DIRECTIVE 1: In the Uganda history passage, copy the section from "The problem, as" to "Kumi and Soroti." and swap "guns" for "rifles".
DIRECTIVE 2: According to the Uganda history passage, in which places did pro-Obote forces carry out secret recruitment as early as 1979?

SOURCE PASSAGE:
------------
Members of the Military Commission who overthrew President Binaisa in May 1980. L-R: Col. Zed Maruru, Mr Yoweri Museveni, Mr Paulo Muwanga, Maj. Gen. Tito Okello and Brig. Oyite Ojok Courtesy Photo

What you need to know:

The quick departure of Presidents Lule and Binaisa had a lot to do with the shortcomings of the two men as well as the puppet master, Dr Milton Obote, who was lurking quietly in Tanzania.

Although the Tanzanians had prevented Dr Milton Obote from attending the Moshi Conference, the former leader cast long shadows from his exile in Dar es Salaam.

The two successive puppet regimes of Yusuf Kironde Lule and Godfrey Binaisa had failed to build genuine grassroots support or set up a military that could guarantee their survival in a very fluid political situation.
Obote was not in Uganda and was seen as a divisive figure but the politics of accommodation that gave rise to Lule and Binaisa had clearly failed by the time the latter was thrown out in May 1980.

Uganda had clearly not stirred from the Idi Amin hangover of strong man rule and if any political transition was to take place, it required the accumulation of sufficient power to force through the necessary reforms.
The problem, as Prof. A.B. Kasozi notes in his book, ‘The Origins of Social Violence in Uganda’, was that those who had the political power in the National Consultative Council did not have the military might to enforce it.

Power of the gun
Thus although the NCC had passed a resolution to hold elections in December 1980 under the UNLF as an umbrella organisation, “they did not control the means of violence and could not, with words alone, enforce their decisions”.

Real power lay with those who carried guns, especially the pro-Obote allies in Kikoosi Maluum. As early as 1979, pro-Obote forces had undertaken secret recruitments into what were, in effect, private militia in Apac, Kitgum, Lira, Kumi and Soroti.
------------
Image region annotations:
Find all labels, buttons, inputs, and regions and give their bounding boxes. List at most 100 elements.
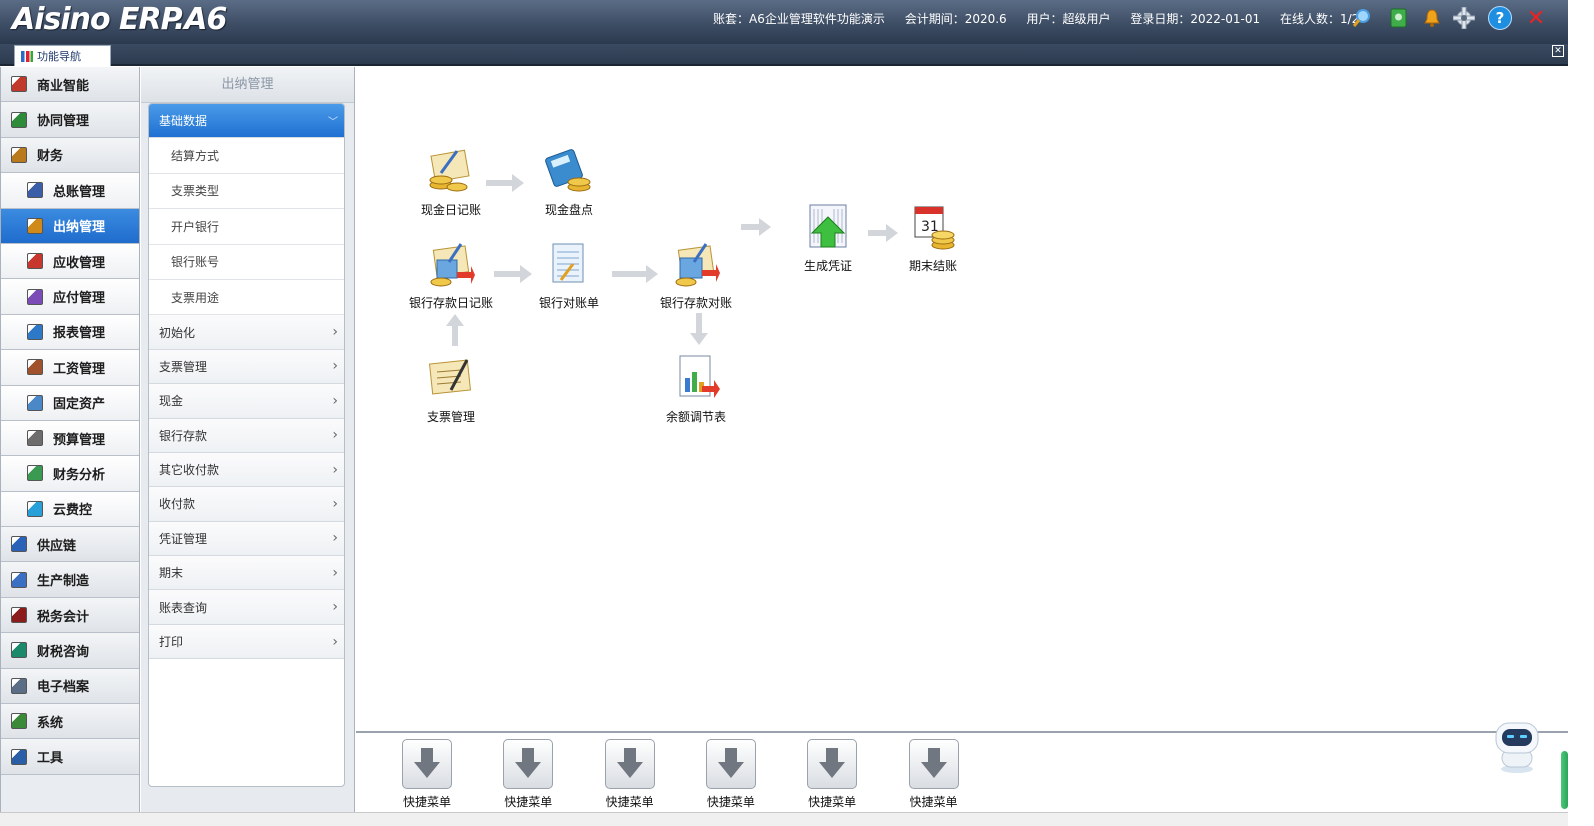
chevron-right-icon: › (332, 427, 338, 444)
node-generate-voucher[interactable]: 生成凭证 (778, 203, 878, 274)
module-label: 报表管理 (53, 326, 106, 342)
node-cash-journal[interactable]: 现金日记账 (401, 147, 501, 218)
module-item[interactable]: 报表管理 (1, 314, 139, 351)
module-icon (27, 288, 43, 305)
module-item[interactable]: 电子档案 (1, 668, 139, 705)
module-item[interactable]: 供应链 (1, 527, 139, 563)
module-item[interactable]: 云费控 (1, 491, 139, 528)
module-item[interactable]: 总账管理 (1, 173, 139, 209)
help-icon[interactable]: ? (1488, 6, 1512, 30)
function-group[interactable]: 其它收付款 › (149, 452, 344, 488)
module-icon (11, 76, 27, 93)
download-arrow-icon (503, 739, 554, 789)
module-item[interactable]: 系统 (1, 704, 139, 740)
------------
WRITTEN REPLY 1:
The problem, as Prof. A.B. Kasozi notes in his book, ‘The Origins of Social Violence in Uganda’, was that those who had the political power in the National Consultative Council did not have the military might to enforce it.

Power of the gun
Thus although the NCC had passed a resolution to hold elections in December 1980 under the UNLF as an umbrella organisation, “they did not control the means of violence and could not, with words alone, enforce their decisions”.

Real power lay with those who carried rifles, especially the pro-Obote allies in Kikoosi Maluum. As early as 1979, pro-Obote forces had undertaken secret recruitments into what were, in effect, private militia in Apac, Kitgum, Lira, Kumi and Soroti.

WRITTEN REPLY 2: Apac, Kitgum, Lira, Kumi and Soroti.